▶ Your task:
Find and copy lines holding "articulation".
★ ★ ★ ★
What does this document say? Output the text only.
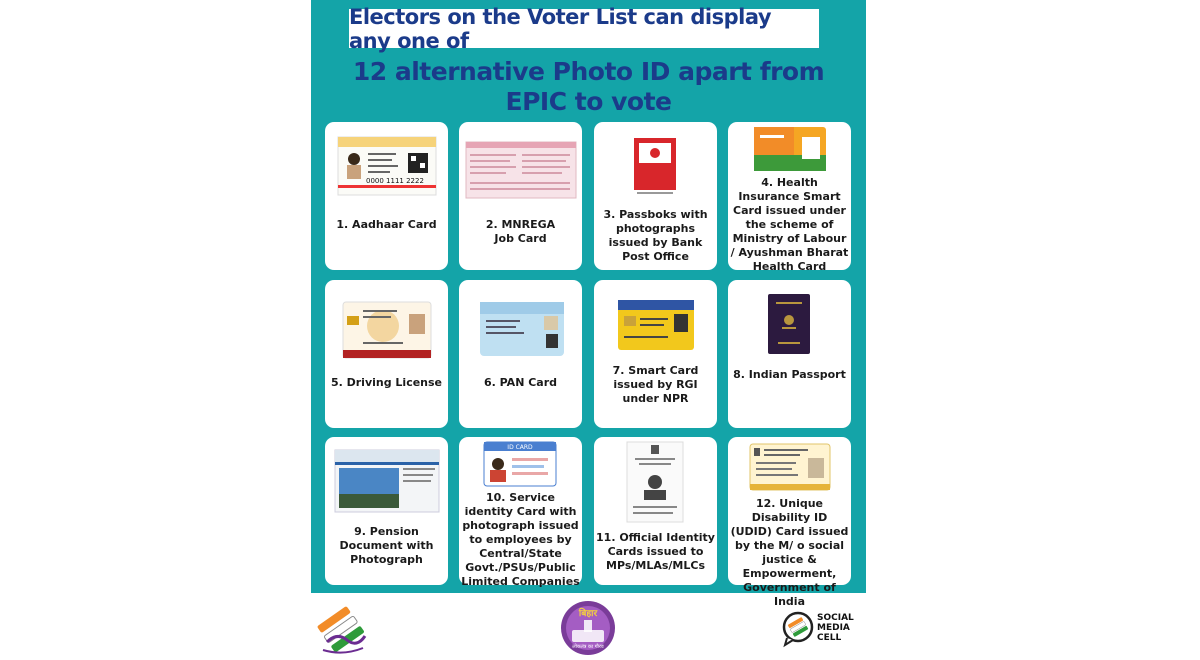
Electors on the Voter List can display any one of
12 alternative Photo ID apart from
EPIC to vote
0000 1111 2222
1. Aadhaar Card	2. MNREGA
Job Card
3. Passboks with photographs issued by Bank Post Office
4. Health Insurance Smart Card issued under the scheme of Ministry of Labour / Ayushman Bharat Health Card
5. Driving License	6. PAN Card
7. Smart Card issued by RGI under NPR
8. Indian Passport
9. Pension Document with Photograph
ID CARD
10. Service identity Card with photograph issued to employees by Central/State Govt./PSUs/Public Limited Companies
11. Official Identity Cards issued to MPs/MLAs/MLCs
12. Unique Disability ID (UDID) Card issued by the M/ o social justice & Empowerment, Government of India
बिहार
लोकतंत्र का गौरव
SOCIAL
MEDIA
CELL
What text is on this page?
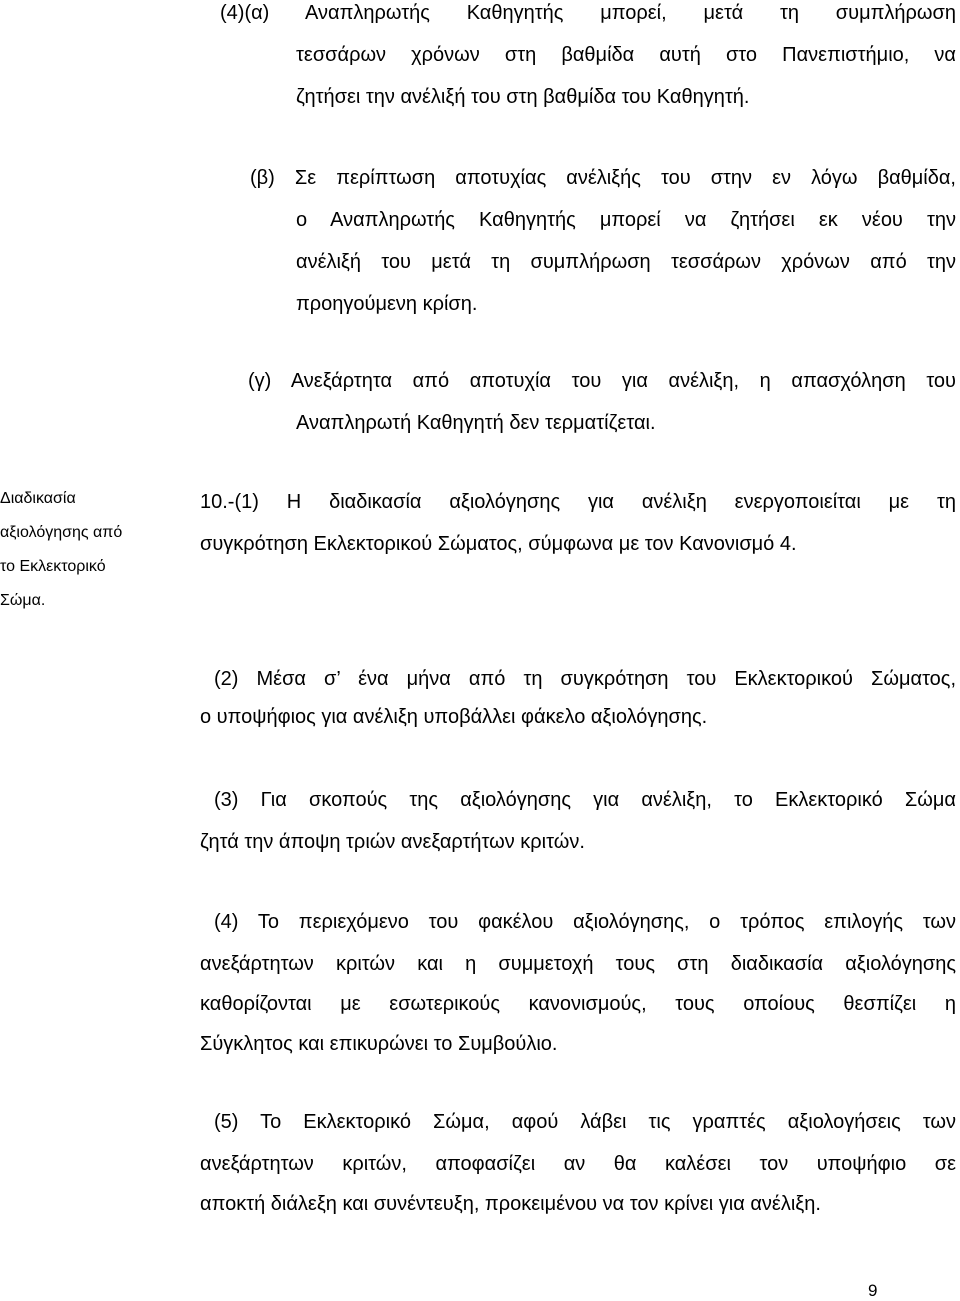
(4)(α) Αναπληρωτής Καθηγητής μπορεί, μετά τη συμπλήρωση
τεσσάρων χρόνων στη βαθμίδα αυτή στο Πανεπιστήμιο, να
ζητήσει την ανέλιξή του στη βαθμίδα του Καθηγητή.
(β) Σε περίπτωση αποτυχίας ανέλιξής του στην εν λόγω βαθμίδα,
ο Αναπληρωτής Καθηγητής μπορεί να ζητήσει εκ νέου την
ανέλιξή του μετά τη συμπλήρωση τεσσάρων χρόνων από την
προηγούμενη κρίση.
(γ) Ανεξάρτητα από αποτυχία του για ανέλιξη, η απασχόληση του
Αναπληρωτή Καθηγητή δεν τερματίζεται.
Διαδικασία
αξιολόγησης από
το Εκλεκτορικό
Σώμα.
10.-(1) Η διαδικασία αξιολόγησης για ανέλιξη ενεργοποιείται με τη
συγκρότηση Εκλεκτορικού Σώματος, σύμφωνα με τον Κανονισμό 4.
(2) Μέσα σ’ ένα μήνα από τη συγκρότηση του Εκλεκτορικού Σώματος,
ο υποψήφιος για ανέλιξη υποβάλλει φάκελο αξιολόγησης.
(3) Για σκοπούς της αξιολόγησης για ανέλιξη, το Εκλεκτορικό Σώμα
ζητά την άποψη τριών ανεξαρτήτων κριτών.
(4) Το περιεχόμενο του φακέλου αξιολόγησης, ο τρόπος επιλογής των
ανεξάρτητων κριτών και η συμμετοχή τους στη διαδικασία αξιολόγησης
καθορίζονται με εσωτερικούς κανονισμούς, τους οποίους θεσπίζει η
Σύγκλητος και επικυρώνει το Συμβούλιο.
(5) Το Εκλεκτορικό Σώμα, αφού λάβει τις γραπτές αξιολογήσεις των
ανεξάρτητων κριτών, αποφασίζει αν θα καλέσει τον υποψήφιο σε
αποκτή διάλεξη και συνέντευξη, προκειμένου να τον κρίνει για ανέλιξη.
9
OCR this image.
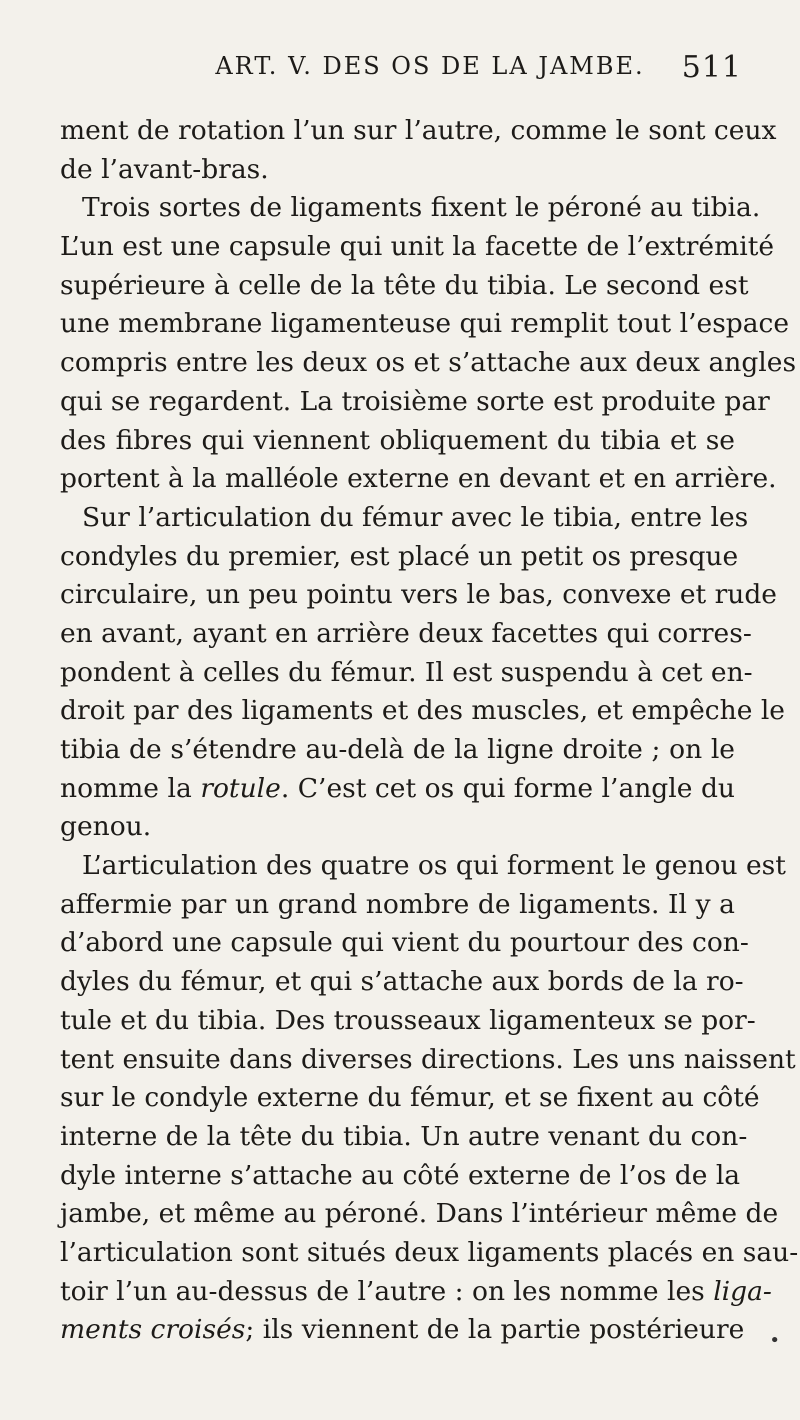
ART. V. DES OS DE LA JAMBE.	511
ment de rotation l’un sur l’autre, comme le sont ceux
de l’avant-bras.
Trois sortes de ligaments fixent le péroné au tibia.
L’un est une capsule qui unit la facette de l’extrémité
supérieure à celle de la tête du tibia. Le second est
une membrane ligamenteuse qui remplit tout l’espace
compris entre les deux os et s’attache aux deux angles
qui se regardent. La troisième sorte est produite par
des fibres qui viennent obliquement du tibia et se
portent à la malléole externe en devant et en arrière.
Sur l’articulation du fémur avec le tibia, entre les
condyles du premier, est placé un petit os presque
circulaire, un peu pointu vers le bas, convexe et rude
en avant, ayant en arrière deux facettes qui corres-
pondent à celles du fémur. Il est suspendu à cet en-
droit par des ligaments et des muscles, et empêche le
tibia de s’étendre au-delà de la ligne droite ; on le
nomme la rotule. C’est cet os qui forme l’angle du
genou.
L’articulation des quatre os qui forment le genou est
affermie par un grand nombre de ligaments. Il y a
d’abord une capsule qui vient du pourtour des con-
dyles du fémur, et qui s’attache aux bords de la ro-
tule et du tibia. Des trousseaux ligamenteux se por-
tent ensuite dans diverses directions. Les uns naissent
sur le condyle externe du fémur, et se fixent au côté
interne de la tête du tibia. Un autre venant du con-
dyle interne s’attache au côté externe de l’os de la
jambe, et même au péroné. Dans l’intérieur même de
l’articulation sont situés deux ligaments placés en sau-
toir l’un au-dessus de l’autre : on les nomme les liga-
ments croisés; ils viennent de la partie postérieure •
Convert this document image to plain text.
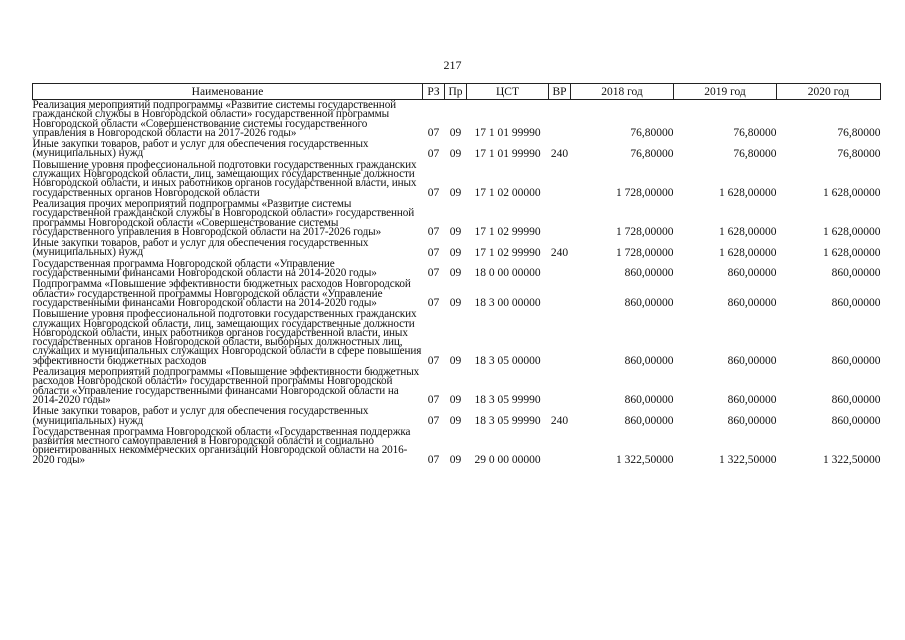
217
Наименование	РЗ	Пр	ЦСТ	ВР	2018 год	2019 год	2020 год
Реализация мероприятий подпрограммы «Развитие системы государственной гражданской службы в Новгородской области» государственной программы Новгородской области «Совершенствование системы государственного управления в Новгородской области на 2017-2026 годы»	07	09	17 1 01 99990		76,80000	76,80000	76,80000
Иные закупки товаров, работ и услуг для обеспечения государственных (муниципальных) нужд	07	09	17 1 01 99990	240	76,80000	76,80000	76,80000
Повышение уровня профессиональной подготовки государственных гражданских служащих Новгородской области, лиц, замещающих государственные должности Новгородской области, и иных работников органов государственной власти, иных государственных органов Новгородской области	07	09	17 1 02 00000		1 728,00000	1 628,00000	1 628,00000
Реализация прочих мероприятий подпрограммы «Развитие системы государственной гражданской службы в Новгородской области» государственной программы Новгородской области «Совершенствование системы государственного управления в Новгородской области на 2017-2026 годы»	07	09	17 1 02 99990		1 728,00000	1 628,00000	1 628,00000
Иные закупки товаров, работ и услуг для обеспечения государственных (муниципальных) нужд	07	09	17 1 02 99990	240	1 728,00000	1 628,00000	1 628,00000
Государственная программа Новгородской области «Управление государственными финансами Новгородской области на 2014-2020 годы»	07	09	18 0 00 00000		860,00000	860,00000	860,00000
Подпрограмма «Повышение эффективности бюджетных расходов Новгородской области» государственной программы Новгородской области «Управление государственными финансами Новгородской области на 2014-2020 годы»	07	09	18 3 00 00000		860,00000	860,00000	860,00000
Повышение уровня профессиональной подготовки государственных гражданских служащих Новгородской области, лиц, замещающих государственные должности Новгородской области, иных работников органов государственной власти, иных государственных органов Новгородской области, выборных должностных лиц, служащих и муниципальных служащих Новгородской области в сфере повышения эффективности бюджетных расходов	07	09	18 3 05 00000		860,00000	860,00000	860,00000
Реализация мероприятий подпрограммы «Повышение эффективности бюджетных расходов Новгородской области» государственной программы Новгородской области «Управление государственными финансами Новгородской области на 2014-2020 годы»	07	09	18 3 05 99990		860,00000	860,00000	860,00000
Иные закупки товаров, работ и услуг для обеспечения государственных (муниципальных) нужд	07	09	18 3 05 99990	240	860,00000	860,00000	860,00000
Государственная программа Новгородской области «Государственная поддержка развития местного самоуправления в Новгородской области и социально ориентированных некоммерческих организаций Новгородской области на 2016-2020 годы»	07	09	29 0 00 00000		1 322,50000	1 322,50000	1 322,50000
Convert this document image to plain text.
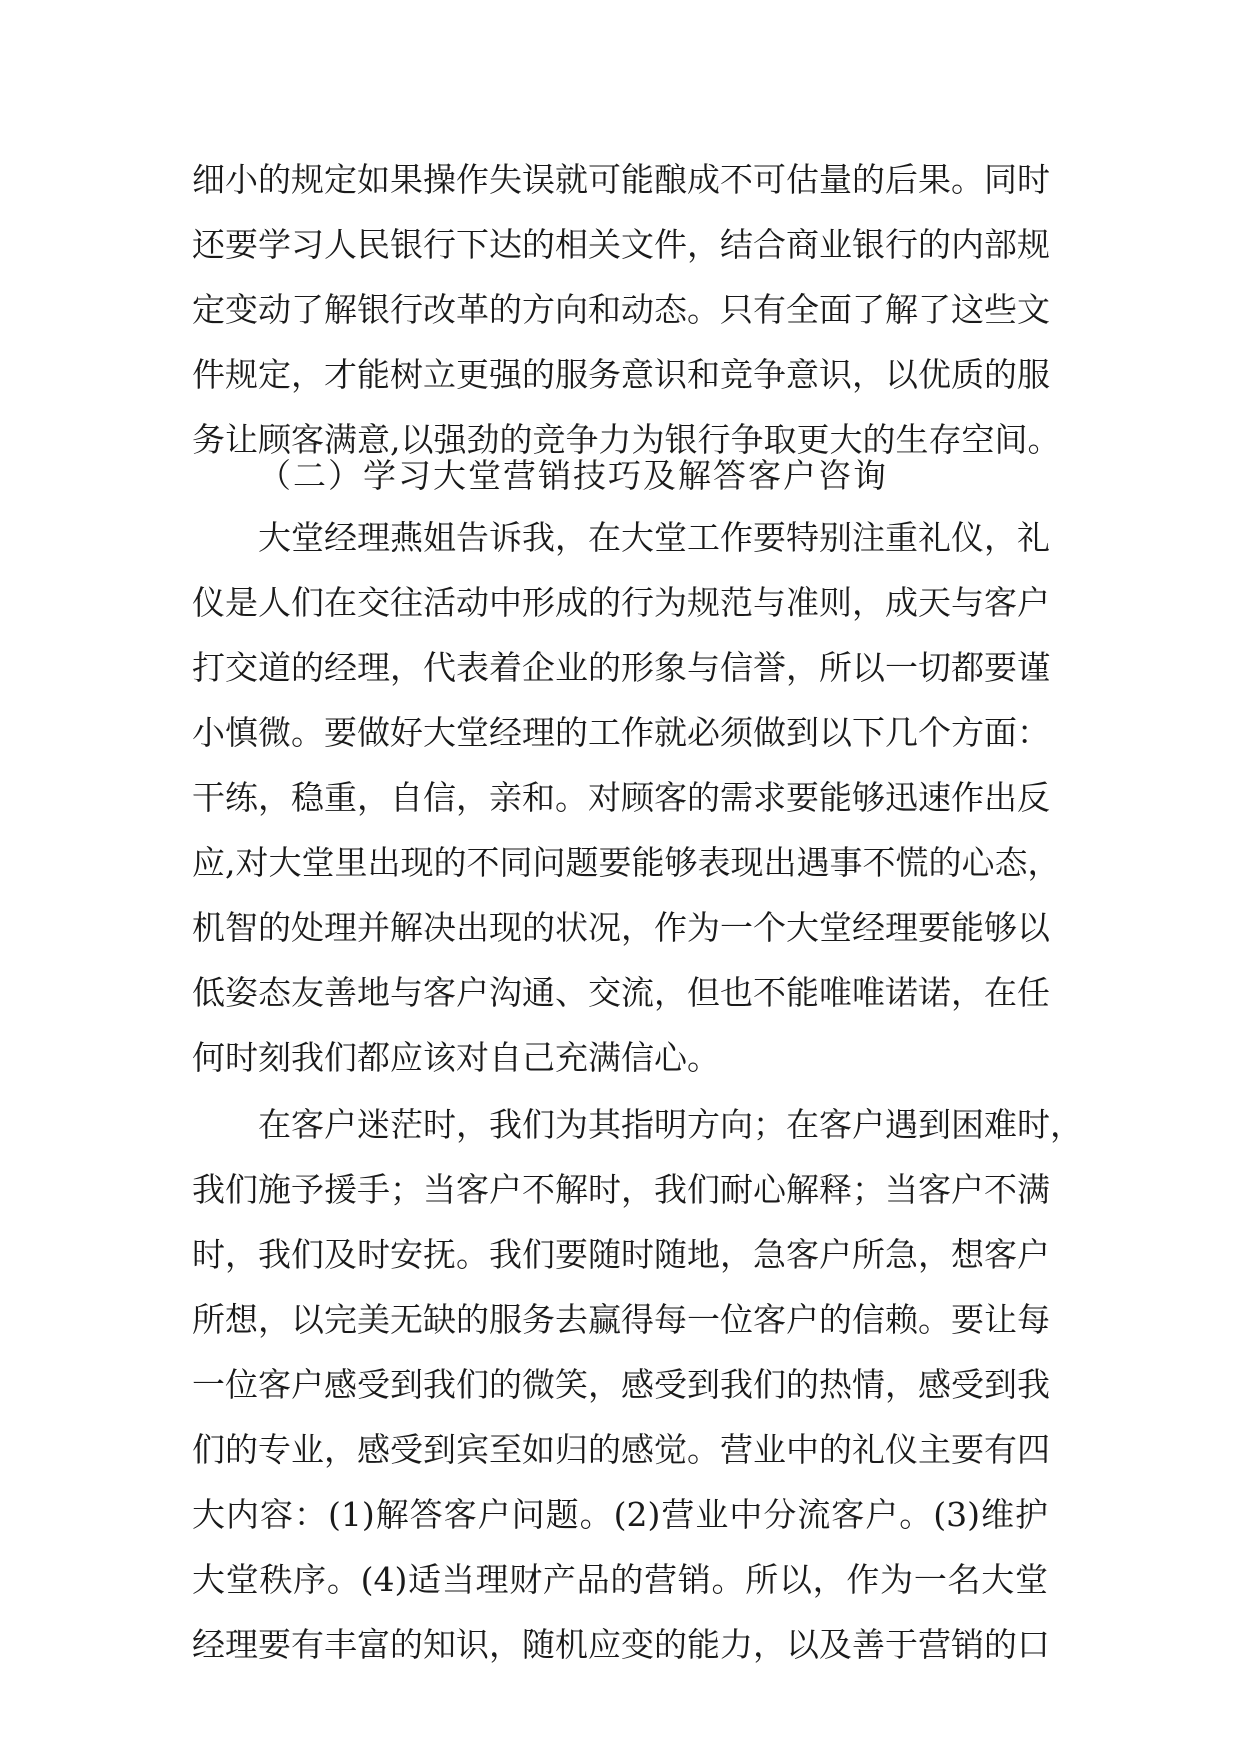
细小的规定如果操作失误就可能酿成不可估量的后果。同时
还要学习人民银行下达的相关文件，结合商业银行的内部规
定变动了解银行改革的方向和动态。只有全面了解了这些文
件规定，才能树立更强的服务意识和竞争意识，以优质的服
务让顾客满意,以强劲的竞争力为银行争取更大的生存空间。
（二）学习大堂营销技巧及解答客户咨询
大堂经理燕姐告诉我，在大堂工作要特别注重礼仪，礼
仪是人们在交往活动中形成的行为规范与准则，成天与客户
打交道的经理，代表着企业的形象与信誉，所以一切都要谨
小慎微。要做好大堂经理的工作就必须做到以下几个方面：
干练，稳重，自信，亲和。对顾客的需求要能够迅速作出反
应,对大堂里出现的不同问题要能够表现出遇事不慌的心态，
机智的处理并解决出现的状况，作为一个大堂经理要能够以
低姿态友善地与客户沟通、交流，但也不能唯唯诺诺，在任
何时刻我们都应该对自己充满信心。
在客户迷茫时，我们为其指明方向；在客户遇到困难时，
我们施予援手；当客户不解时，我们耐心解释；当客户不满
时，我们及时安抚。我们要随时随地，急客户所急，想客户
所想，以完美无缺的服务去赢得每一位客户的信赖。要让每
一位客户感受到我们的微笑，感受到我们的热情，感受到我
们的专业，感受到宾至如归的感觉。营业中的礼仪主要有四
大内容：(1)解答客户问题。(2)营业中分流客户。(3)维护
大堂秩序。(4)适当理财产品的营销。所以，作为一名大堂
经理要有丰富的知识，随机应变的能力，以及善于营销的口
★ ★ ★ ★
▶ Exercise response:
Sur l’articulation du fémur avec le tibia, entre les
L’articulation des quatre os qui forment le genou est
l’articulation sont situés deux ligaments placés en sau-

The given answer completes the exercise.